— begin Records provided —

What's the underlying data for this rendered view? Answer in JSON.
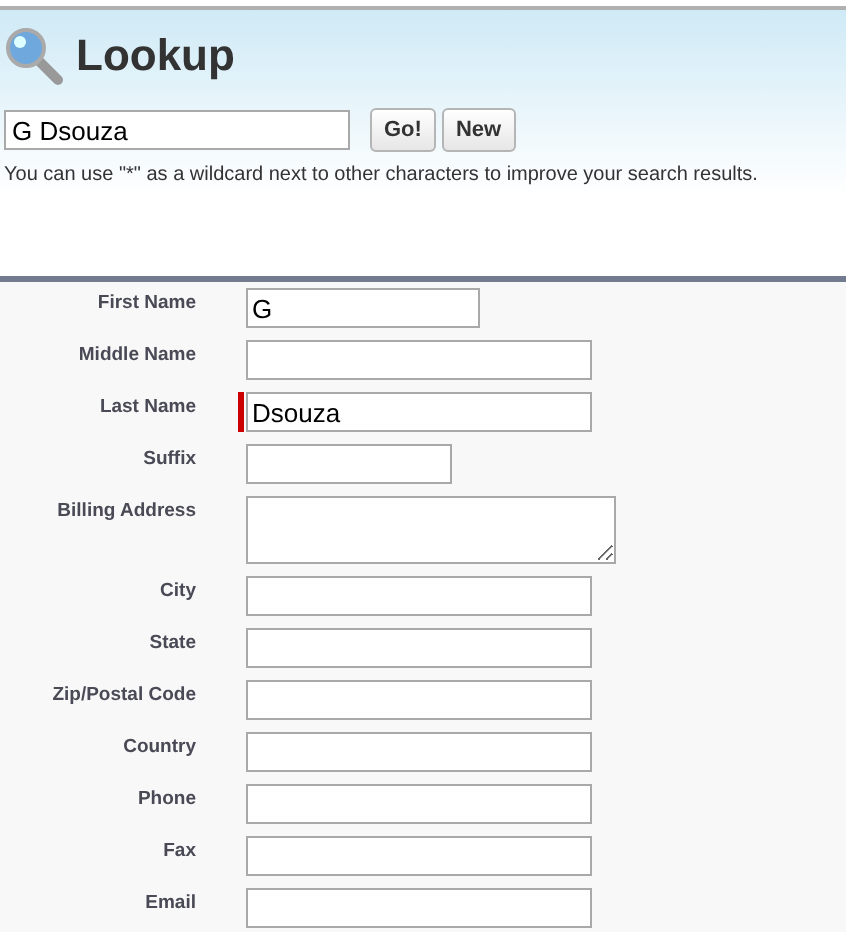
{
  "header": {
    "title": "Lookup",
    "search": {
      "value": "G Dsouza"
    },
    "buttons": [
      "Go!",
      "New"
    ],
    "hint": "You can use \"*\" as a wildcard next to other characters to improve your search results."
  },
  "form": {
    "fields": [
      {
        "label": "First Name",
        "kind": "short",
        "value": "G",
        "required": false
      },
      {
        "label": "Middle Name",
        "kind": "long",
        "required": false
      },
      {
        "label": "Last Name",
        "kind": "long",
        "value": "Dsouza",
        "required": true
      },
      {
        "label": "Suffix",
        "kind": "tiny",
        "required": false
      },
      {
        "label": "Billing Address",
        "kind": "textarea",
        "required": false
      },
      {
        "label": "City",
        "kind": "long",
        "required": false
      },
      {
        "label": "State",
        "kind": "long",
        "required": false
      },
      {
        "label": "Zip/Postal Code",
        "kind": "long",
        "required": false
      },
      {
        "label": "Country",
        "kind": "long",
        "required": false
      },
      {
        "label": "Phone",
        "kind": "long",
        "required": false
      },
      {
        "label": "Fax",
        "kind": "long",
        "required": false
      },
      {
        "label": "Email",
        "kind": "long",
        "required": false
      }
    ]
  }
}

— end Records provided —
— begin Records provided —

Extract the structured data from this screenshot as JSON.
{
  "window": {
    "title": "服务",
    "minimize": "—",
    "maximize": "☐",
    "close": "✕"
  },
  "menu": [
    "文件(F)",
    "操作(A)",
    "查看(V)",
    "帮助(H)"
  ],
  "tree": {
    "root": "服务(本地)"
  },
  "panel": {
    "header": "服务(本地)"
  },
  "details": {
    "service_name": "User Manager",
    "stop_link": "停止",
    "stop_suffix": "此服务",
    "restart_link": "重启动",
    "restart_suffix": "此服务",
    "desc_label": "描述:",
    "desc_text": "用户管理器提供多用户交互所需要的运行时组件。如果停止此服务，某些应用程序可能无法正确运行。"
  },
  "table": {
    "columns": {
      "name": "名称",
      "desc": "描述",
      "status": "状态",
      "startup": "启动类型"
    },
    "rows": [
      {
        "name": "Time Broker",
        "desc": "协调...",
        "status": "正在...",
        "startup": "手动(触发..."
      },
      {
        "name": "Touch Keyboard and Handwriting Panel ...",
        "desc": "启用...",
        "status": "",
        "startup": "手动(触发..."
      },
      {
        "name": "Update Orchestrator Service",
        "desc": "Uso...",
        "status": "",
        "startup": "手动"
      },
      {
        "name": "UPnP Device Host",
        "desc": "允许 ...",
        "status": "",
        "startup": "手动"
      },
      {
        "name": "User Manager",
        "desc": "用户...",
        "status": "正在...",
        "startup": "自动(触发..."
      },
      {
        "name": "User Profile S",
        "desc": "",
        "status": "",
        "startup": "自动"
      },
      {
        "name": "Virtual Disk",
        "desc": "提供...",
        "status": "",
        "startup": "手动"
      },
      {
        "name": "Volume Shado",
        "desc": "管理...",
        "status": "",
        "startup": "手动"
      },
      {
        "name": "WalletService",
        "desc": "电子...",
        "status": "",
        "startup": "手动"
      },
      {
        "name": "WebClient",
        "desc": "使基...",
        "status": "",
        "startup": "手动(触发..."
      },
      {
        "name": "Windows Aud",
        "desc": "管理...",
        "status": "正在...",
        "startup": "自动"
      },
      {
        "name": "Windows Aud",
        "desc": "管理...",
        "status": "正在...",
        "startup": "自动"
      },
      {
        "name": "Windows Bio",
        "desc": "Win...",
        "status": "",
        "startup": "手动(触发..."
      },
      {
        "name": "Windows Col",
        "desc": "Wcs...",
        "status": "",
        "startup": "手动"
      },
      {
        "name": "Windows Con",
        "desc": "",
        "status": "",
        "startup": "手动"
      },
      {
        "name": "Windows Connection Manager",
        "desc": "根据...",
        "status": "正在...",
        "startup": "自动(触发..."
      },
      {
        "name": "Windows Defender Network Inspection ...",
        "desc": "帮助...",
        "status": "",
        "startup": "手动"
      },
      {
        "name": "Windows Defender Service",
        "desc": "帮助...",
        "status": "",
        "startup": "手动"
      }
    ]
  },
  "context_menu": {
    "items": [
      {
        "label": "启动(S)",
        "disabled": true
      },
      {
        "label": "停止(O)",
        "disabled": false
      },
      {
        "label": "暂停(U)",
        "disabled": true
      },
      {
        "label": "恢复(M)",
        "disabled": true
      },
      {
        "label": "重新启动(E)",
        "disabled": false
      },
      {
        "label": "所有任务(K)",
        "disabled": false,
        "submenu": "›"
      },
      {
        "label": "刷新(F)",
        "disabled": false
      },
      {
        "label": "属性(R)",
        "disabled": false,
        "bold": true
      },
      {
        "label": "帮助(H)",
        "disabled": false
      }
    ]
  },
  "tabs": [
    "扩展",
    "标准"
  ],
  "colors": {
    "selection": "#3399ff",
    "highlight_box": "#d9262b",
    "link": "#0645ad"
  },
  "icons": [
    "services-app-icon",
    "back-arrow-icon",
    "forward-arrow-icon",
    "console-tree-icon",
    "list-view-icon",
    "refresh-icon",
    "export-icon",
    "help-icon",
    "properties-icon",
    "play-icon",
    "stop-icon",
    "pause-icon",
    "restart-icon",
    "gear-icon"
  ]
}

— end Records provided —

Goal
In the entries above, locate every line with the word "Windows" and copy it.

Exercise response
        "name": "Windows Aud",
        "name": "Windows Aud",
        "name": "Windows Bio",
        "name": "Windows Col",
        "name": "Windows Con",
        "name": "Windows Connection Manager",
        "name": "Windows Defender Network Inspection ...",
        "name": "Windows Defender Service",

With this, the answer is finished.